** WHAT IS BEING ASKED **
Would you set down every entry shown below, precisely as written?

** MATERIAL SHOWN **
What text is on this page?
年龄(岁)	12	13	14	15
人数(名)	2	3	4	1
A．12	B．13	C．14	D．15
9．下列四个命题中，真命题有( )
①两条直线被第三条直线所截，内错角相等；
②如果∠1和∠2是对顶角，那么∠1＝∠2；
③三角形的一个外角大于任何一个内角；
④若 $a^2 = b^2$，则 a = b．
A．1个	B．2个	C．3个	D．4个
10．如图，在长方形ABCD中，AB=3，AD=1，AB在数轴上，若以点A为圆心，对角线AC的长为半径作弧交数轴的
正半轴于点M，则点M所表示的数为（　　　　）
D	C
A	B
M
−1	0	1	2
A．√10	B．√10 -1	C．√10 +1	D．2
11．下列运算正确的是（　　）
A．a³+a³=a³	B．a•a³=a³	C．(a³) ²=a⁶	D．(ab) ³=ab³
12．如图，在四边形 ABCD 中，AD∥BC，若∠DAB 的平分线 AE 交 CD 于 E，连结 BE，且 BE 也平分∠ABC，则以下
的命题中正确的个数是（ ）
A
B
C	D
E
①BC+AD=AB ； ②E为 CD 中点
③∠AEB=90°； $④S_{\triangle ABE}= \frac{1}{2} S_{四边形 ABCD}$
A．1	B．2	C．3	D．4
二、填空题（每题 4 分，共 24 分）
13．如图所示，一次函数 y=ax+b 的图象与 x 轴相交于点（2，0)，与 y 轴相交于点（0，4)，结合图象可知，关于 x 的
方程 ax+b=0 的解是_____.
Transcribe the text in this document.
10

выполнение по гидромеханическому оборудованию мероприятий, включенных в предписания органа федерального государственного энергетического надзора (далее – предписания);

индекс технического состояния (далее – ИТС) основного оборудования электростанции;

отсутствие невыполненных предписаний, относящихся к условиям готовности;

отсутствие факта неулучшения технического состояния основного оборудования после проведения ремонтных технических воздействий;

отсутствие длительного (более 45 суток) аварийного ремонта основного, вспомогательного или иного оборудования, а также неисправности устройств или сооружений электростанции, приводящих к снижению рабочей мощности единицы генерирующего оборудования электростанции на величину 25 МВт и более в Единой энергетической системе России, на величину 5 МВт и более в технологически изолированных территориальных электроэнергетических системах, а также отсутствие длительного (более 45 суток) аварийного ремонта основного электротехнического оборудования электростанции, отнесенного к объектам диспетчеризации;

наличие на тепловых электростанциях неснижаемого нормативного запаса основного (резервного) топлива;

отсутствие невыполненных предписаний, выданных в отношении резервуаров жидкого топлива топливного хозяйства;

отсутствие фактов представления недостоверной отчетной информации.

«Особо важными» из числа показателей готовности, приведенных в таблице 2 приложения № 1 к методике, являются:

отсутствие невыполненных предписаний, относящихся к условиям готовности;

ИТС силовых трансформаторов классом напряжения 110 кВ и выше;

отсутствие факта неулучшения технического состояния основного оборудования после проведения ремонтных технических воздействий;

** TASK OUTPUT **
What text is on this page?
年龄(岁)	12	13	14	15
人数(名)	2	3	4	1
A．12	B．13	C．14	D．15
9．下列四个命题中，真命题有( )
①两条直线被第三条直线所截，内错角相等；
②如果∠1和∠2是对顶角，那么∠1＝∠2；
③三角形的一个外角大于任何一个内角；
④若 $a^2 = b^2$，则 a = b．
A．1个	B．2个	C．3个	D．4个
10．如图，在长方形ABCD中，AB=3，AD=1，AB在数轴上，若以点A为圆心，对角线AC的长为半径作弧交数轴的
正半轴于点M，则点M所表示的数为（　　　　）
D	C
A	B
M
−1	0	1	2
A．√10	B．√10 -1	C．√10 +1	D．2
11．下列运算正确的是（　　）
A．a³+a³=a³	B．a•a³=a³	C．(a³) ²=a⁶	D．(ab) ³=ab³
12．如图，在四边形 ABCD 中，AD∥BC，若∠DAB 的平分线 AE 交 CD 于 E，连结 BE，且 BE 也平分∠ABC，则以下
的命题中正确的个数是（ ）
A
B
C	D
E
①BC+AD=AB ； ②E为 CD 中点
③∠AEB=90°； $④S_{\triangle ABE}= \frac{1}{2} S_{四边形 ABCD}$
A．1	B．2	C．3	D．4
二、填空题（每题 4 分，共 24 分）
13．如图所示，一次函数 y=ax+b 的图象与 x 轴相交于点（2，0)，与 y 轴相交于点（0，4)，结合图象可知，关于 x 的
方程 ax+b=0 的解是_____.
Transcribe the text in this document.
10

выполнение по гидромеханическому оборудованию мероприятий, включенных в предписания органа федерального государственного энергетического надзора (далее – предписания);

индекс технического состояния (далее – ИТС) основного оборудования электростанции;

отсутствие невыполненных предписаний, относящихся к условиям готовности;

отсутствие факта неулучшения технического состояния основного оборудования после проведения ремонтных технических воздействий;

отсутствие длительного (более 45 суток) аварийного ремонта основного, вспомогательного или иного оборудования, а также неисправности устройств или сооружений электростанции, приводящих к снижению рабочей мощности единицы генерирующего оборудования электростанции на величину 25 МВт и более в Единой энергетической системе России, на величину 5 МВт и более в технологически изолированных территориальных электроэнергетических системах, а также отсутствие длительного (более 45 суток) аварийного ремонта основного электротехнического оборудования электростанции, отнесенного к объектам диспетчеризации;

наличие на тепловых электростанциях неснижаемого нормативного запаса основного (резервного) топлива;

отсутствие невыполненных предписаний, выданных в отношении резервуаров жидкого топлива топливного хозяйства;

отсутствие фактов представления недостоверной отчетной информации.

«Особо важными» из числа показателей готовности, приведенных в таблице 2 приложения № 1 к методике, являются:

отсутствие невыполненных предписаний, относящихся к условиям готовности;

ИТС силовых трансформаторов классом напряжения 110 кВ и выше;

отсутствие факта неулучшения технического состояния основного оборудования после проведения ремонтных технических воздействий;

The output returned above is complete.